Go over the listing below line by line and tally those containing "collagen". Give only the tally.

Figure record extracts
○ ○ ○

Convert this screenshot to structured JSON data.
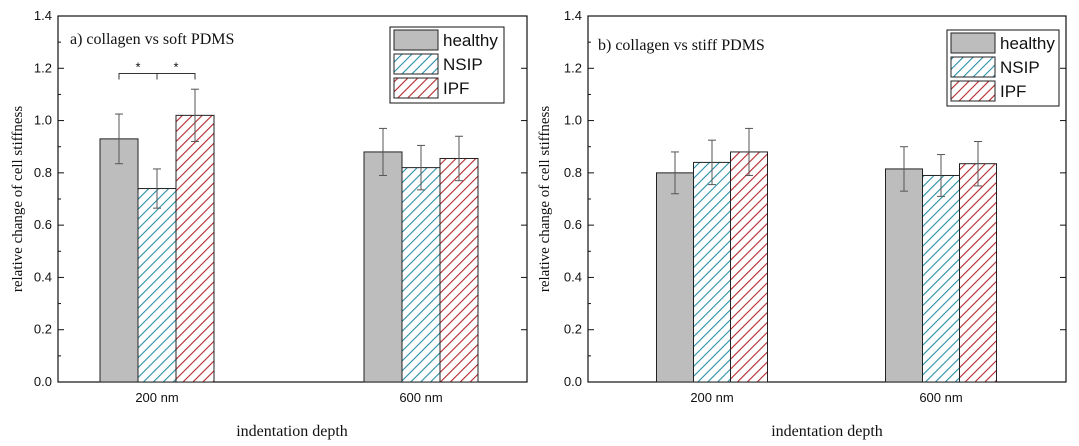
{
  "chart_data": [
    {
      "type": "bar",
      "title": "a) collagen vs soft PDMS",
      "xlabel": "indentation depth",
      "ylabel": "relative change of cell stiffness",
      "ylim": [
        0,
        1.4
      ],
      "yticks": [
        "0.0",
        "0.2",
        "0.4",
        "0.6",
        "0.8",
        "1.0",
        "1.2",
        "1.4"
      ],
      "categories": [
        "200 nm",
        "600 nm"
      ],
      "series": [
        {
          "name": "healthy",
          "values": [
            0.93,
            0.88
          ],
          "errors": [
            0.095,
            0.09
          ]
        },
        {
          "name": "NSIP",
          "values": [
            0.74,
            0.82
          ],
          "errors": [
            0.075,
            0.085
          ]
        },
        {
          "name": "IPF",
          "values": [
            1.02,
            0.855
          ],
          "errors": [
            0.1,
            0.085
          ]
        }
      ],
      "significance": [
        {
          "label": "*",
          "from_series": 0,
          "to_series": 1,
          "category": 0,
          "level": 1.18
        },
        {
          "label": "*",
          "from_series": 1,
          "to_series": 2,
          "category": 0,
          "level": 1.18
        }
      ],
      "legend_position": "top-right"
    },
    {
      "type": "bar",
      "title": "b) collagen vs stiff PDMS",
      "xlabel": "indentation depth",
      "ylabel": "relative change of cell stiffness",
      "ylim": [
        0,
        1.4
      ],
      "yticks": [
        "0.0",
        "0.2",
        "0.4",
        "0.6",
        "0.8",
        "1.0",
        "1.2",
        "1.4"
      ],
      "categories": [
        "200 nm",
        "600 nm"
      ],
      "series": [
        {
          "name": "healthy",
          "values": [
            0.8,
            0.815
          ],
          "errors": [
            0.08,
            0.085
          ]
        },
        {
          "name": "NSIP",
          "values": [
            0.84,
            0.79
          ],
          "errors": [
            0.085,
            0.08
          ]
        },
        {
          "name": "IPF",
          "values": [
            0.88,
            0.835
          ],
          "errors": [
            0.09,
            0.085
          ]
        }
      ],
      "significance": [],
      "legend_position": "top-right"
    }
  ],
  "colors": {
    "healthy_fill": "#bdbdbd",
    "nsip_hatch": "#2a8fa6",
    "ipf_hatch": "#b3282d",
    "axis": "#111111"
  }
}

○ ○ ○

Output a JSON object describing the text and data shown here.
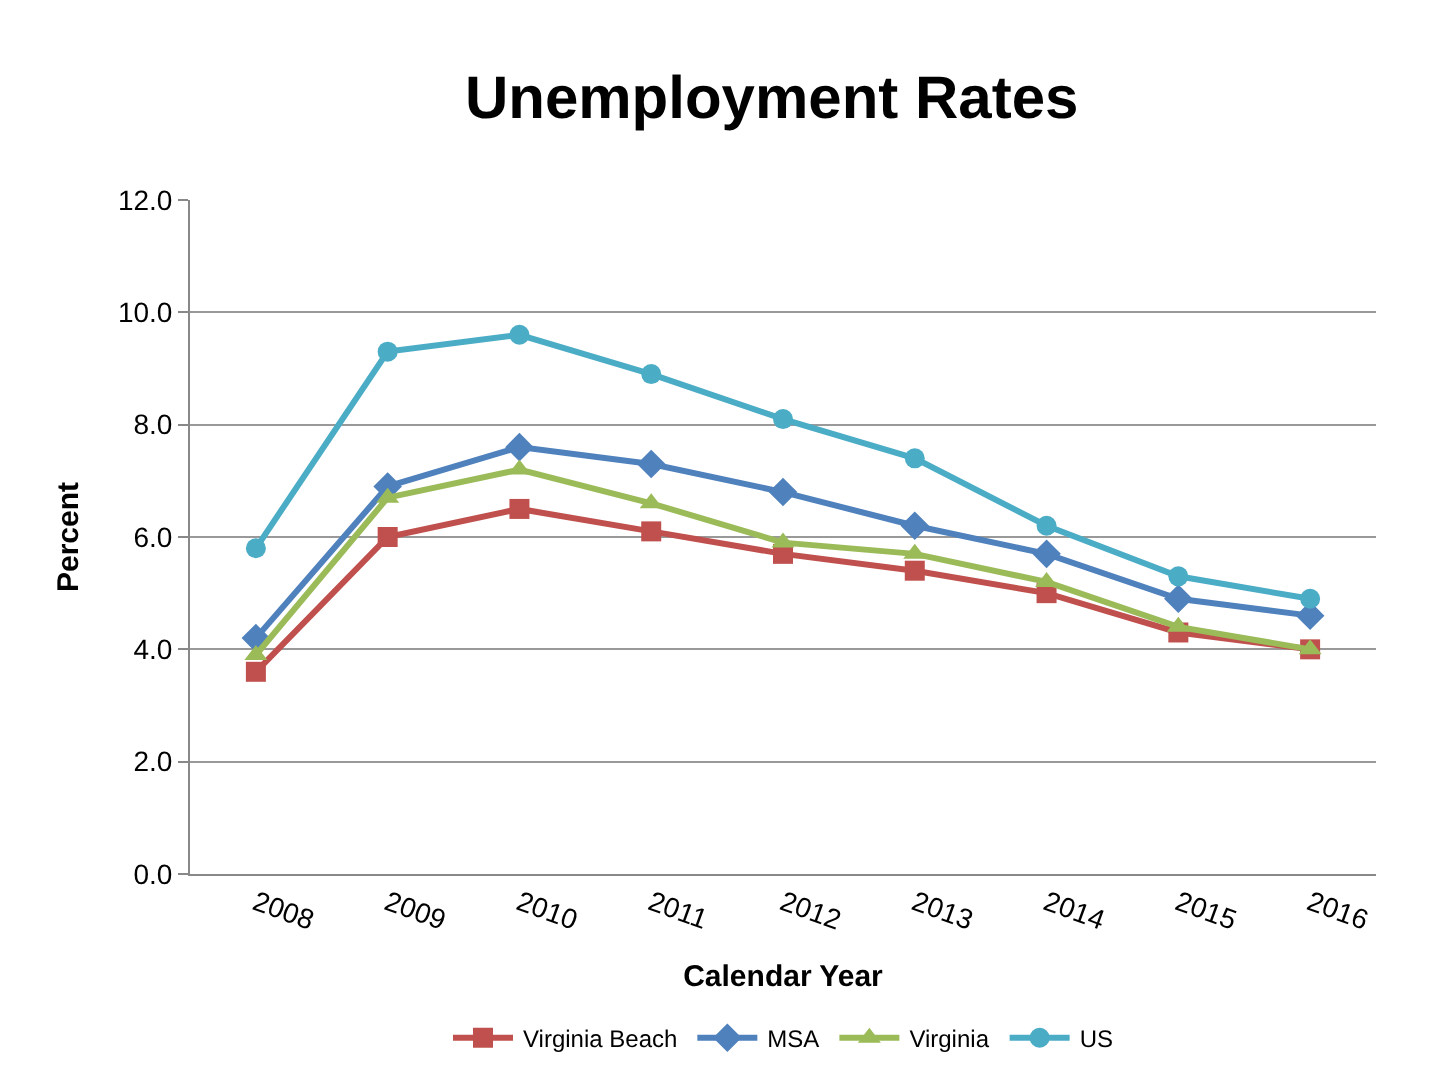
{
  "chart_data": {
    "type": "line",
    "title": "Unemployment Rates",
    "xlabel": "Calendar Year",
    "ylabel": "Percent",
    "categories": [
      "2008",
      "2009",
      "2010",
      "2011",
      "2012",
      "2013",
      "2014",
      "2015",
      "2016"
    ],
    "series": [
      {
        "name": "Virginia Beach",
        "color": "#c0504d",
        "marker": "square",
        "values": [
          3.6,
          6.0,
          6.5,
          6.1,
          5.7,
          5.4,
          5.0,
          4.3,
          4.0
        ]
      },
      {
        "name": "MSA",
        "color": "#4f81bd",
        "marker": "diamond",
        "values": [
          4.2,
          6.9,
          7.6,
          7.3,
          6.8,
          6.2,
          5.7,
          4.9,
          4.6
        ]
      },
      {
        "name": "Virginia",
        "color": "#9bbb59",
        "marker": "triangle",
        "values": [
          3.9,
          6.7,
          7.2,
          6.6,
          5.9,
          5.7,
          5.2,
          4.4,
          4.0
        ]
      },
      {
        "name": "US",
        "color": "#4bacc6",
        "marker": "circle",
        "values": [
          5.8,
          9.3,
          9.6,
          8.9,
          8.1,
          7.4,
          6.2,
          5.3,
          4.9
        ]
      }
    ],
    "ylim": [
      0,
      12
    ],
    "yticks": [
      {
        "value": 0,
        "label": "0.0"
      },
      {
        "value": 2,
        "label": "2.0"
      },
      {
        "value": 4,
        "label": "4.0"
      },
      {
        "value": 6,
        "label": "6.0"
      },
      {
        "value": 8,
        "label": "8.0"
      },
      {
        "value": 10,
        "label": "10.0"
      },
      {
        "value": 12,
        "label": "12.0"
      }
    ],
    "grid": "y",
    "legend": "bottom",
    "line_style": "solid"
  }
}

○ ○ ○

_The completed task:_ 2